• _WHAT THE EXERCISE ASKS_: Your answer should be one number: how many lines of the records hold the string "from".

▽

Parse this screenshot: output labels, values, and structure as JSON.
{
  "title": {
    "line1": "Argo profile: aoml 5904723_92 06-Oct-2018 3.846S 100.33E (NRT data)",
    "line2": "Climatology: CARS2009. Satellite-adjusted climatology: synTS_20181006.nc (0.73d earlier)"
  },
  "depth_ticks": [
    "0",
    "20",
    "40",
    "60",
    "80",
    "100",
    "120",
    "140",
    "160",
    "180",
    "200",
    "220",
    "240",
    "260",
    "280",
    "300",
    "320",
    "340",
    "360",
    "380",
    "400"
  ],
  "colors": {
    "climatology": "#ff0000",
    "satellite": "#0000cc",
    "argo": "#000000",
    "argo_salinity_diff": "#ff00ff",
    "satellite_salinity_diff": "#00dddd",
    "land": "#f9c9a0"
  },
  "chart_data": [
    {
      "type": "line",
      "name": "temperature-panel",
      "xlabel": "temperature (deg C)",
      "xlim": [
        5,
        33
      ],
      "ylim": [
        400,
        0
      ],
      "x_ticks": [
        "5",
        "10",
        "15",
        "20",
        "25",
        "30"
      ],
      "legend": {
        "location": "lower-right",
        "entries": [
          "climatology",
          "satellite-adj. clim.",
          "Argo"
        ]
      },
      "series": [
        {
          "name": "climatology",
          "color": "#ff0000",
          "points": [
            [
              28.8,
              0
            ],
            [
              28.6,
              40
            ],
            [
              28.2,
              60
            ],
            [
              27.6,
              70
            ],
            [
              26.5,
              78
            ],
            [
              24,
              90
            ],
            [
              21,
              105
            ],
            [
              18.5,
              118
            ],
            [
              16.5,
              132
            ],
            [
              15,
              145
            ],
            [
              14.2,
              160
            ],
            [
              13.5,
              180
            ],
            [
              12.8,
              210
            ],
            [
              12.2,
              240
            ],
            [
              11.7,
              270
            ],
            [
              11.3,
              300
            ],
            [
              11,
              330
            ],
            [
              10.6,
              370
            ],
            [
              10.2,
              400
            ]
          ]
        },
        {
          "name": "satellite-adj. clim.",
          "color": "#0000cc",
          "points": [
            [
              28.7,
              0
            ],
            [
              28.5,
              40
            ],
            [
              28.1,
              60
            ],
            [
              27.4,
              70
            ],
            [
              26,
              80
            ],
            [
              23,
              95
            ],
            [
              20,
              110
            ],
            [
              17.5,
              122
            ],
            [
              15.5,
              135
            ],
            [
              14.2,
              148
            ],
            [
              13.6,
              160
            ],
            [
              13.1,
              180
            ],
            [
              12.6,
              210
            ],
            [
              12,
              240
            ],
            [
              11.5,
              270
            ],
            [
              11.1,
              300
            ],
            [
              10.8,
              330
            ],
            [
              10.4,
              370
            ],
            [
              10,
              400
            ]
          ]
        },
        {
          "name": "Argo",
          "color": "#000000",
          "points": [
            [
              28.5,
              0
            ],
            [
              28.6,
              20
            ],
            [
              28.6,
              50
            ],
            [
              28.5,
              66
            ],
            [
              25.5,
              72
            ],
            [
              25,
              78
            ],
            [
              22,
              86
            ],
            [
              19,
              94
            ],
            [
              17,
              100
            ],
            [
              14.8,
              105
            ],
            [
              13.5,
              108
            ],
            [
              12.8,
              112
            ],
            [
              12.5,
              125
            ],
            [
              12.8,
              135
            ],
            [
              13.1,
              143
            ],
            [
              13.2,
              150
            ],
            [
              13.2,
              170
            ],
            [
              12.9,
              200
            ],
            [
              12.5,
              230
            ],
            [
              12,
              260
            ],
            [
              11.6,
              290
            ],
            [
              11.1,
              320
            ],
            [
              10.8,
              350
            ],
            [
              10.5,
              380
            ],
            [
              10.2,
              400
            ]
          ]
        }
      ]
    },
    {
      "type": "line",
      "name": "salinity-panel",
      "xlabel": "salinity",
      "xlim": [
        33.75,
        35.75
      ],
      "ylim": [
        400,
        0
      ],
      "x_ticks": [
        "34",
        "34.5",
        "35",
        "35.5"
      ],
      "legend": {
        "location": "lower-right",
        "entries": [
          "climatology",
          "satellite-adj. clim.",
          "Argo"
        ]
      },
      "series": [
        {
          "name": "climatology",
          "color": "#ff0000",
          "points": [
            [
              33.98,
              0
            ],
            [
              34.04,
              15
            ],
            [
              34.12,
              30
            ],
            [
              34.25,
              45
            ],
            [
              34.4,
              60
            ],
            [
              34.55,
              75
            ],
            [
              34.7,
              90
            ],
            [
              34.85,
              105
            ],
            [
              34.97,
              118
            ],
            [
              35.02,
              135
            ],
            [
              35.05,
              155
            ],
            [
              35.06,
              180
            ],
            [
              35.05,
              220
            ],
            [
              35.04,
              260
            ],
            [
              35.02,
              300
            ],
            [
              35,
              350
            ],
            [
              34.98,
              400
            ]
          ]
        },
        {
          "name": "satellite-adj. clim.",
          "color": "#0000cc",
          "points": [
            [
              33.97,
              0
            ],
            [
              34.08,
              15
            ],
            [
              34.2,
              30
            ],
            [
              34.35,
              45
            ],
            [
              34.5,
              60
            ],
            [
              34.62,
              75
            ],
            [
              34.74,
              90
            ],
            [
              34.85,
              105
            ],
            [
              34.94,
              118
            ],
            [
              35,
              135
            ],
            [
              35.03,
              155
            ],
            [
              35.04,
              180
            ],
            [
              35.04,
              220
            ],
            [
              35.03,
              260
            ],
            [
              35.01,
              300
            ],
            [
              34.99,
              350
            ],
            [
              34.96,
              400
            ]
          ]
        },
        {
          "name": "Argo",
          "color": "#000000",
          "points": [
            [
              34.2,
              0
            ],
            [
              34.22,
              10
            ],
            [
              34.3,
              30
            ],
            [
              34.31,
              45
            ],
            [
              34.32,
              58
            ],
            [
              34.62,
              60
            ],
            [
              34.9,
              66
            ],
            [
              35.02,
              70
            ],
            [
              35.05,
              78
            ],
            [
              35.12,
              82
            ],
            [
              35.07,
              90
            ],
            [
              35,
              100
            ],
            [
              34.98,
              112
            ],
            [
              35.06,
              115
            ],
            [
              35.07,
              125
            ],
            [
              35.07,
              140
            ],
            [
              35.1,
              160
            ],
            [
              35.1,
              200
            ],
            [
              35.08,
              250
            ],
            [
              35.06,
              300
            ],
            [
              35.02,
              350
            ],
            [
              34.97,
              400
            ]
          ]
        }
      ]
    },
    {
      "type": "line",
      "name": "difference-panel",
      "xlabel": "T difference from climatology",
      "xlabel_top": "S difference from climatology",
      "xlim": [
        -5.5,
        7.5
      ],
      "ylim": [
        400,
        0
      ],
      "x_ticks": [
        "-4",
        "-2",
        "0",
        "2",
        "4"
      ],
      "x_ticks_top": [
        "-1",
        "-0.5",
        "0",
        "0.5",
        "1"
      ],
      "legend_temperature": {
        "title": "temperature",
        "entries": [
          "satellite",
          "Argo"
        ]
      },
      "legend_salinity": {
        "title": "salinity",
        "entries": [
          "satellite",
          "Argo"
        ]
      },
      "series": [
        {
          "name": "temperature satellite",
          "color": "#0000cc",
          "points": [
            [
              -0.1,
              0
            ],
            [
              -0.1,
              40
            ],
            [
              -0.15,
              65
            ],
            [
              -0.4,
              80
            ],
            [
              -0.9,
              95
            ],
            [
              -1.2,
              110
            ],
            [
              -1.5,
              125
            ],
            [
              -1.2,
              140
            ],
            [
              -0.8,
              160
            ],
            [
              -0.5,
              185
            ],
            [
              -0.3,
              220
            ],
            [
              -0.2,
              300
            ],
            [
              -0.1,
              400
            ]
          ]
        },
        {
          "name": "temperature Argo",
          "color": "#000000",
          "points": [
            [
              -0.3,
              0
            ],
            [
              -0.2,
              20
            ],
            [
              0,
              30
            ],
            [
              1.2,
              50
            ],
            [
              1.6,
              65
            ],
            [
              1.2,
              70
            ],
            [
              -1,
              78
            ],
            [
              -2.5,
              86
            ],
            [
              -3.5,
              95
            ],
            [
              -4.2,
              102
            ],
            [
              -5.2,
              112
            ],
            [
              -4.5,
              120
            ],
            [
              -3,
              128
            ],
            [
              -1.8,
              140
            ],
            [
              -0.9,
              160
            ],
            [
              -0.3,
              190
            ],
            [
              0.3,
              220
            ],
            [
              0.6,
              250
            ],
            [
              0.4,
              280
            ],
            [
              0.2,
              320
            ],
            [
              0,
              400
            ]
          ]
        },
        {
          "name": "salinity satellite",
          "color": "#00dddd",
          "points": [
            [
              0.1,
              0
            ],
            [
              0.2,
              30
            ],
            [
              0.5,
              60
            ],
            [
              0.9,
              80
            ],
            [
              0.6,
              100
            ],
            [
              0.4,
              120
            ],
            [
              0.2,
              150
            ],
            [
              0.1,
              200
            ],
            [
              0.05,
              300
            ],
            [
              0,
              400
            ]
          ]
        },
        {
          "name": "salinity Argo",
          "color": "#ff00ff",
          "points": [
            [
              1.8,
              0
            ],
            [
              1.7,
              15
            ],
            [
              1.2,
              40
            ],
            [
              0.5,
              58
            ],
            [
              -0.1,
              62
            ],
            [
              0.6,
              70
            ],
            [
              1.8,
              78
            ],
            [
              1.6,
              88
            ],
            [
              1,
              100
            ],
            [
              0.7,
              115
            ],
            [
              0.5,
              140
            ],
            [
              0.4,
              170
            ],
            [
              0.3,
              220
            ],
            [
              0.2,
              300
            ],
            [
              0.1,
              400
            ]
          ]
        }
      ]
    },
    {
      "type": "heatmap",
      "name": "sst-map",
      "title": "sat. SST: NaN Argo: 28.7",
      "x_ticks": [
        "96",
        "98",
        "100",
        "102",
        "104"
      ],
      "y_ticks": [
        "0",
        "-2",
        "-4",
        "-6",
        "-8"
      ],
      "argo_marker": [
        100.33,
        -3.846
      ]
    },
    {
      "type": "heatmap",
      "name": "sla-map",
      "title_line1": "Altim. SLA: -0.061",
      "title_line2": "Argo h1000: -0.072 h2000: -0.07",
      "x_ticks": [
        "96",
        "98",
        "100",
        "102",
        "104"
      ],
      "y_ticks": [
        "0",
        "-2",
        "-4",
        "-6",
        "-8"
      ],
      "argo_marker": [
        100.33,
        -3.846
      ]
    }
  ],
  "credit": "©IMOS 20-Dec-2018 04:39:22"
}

△

• _RESULT_: 2